> **Dataset records**:
####################

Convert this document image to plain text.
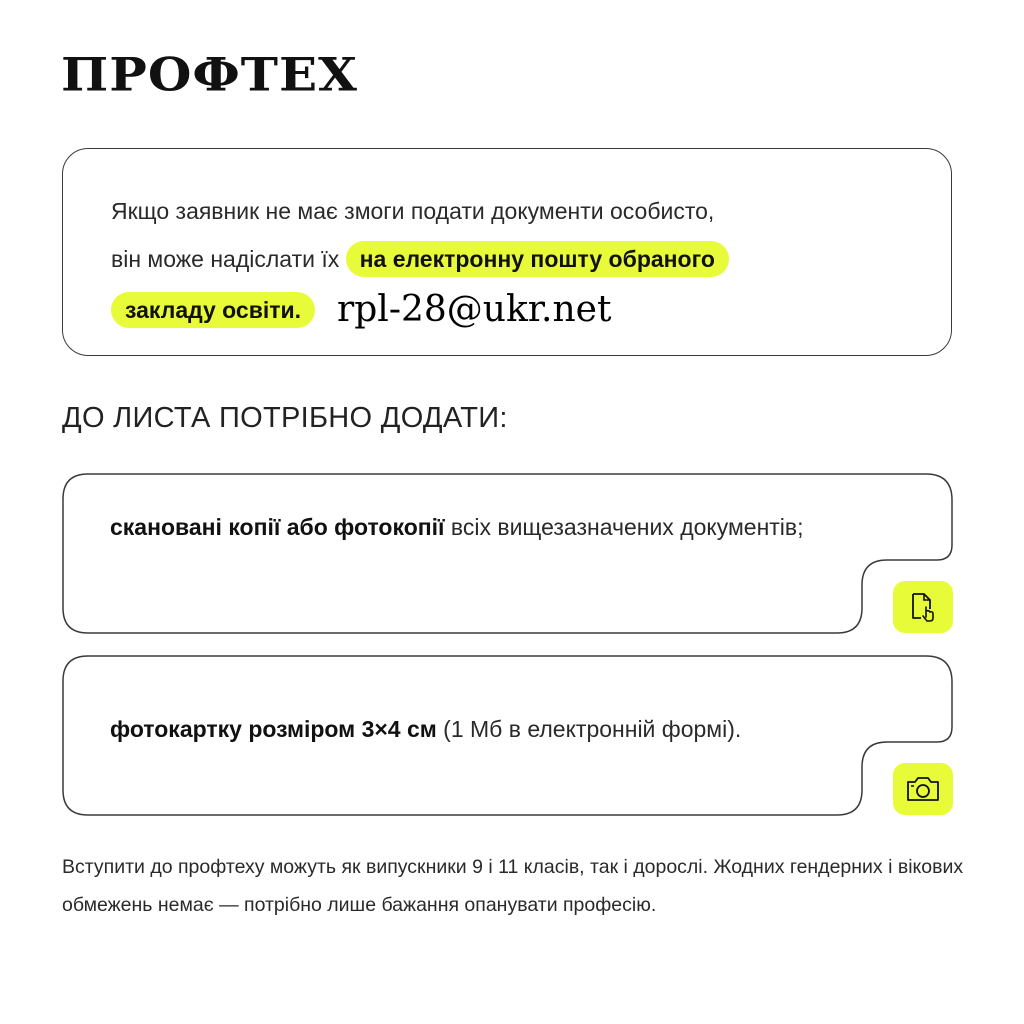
ПРОФТЕХ
Якщо заявник не має змоги подати документи особисто,
він може надіслати їх на електронну пошту обраного
закладу освіти. rpl-28@ukr.net
ДО ЛИСТА ПОТРІБНО ДОДАТИ:
скановані копії або фотокопії всіх вищезазначених документів;
фотокартку розміром 3×4 см (1 Мб в електронній формі).
Вступити до профтеху можуть як випускники 9 і 11 класів, так і дорослі. Жодних гендерних і вікових обмежень немає — потрібно лише бажання опанувати професію.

####################

> **Short problem**:
Extract all the entries word for word; omit any pictures.

> **Complete response**:
Convert this document image to plain text.
ПРОФТЕХ
Якщо заявник не має змоги подати документи особисто,
він може надіслати їх на електронну пошту обраного
закладу освіти. rpl-28@ukr.net
ДО ЛИСТА ПОТРІБНО ДОДАТИ:
скановані копії або фотокопії всіх вищезазначених документів;
фотокартку розміром 3×4 см (1 Мб в електронній формі).
Вступити до профтеху можуть як випускники 9 і 11 класів, так і дорослі. Жодних гендерних і вікових обмежень немає — потрібно лише бажання опанувати професію.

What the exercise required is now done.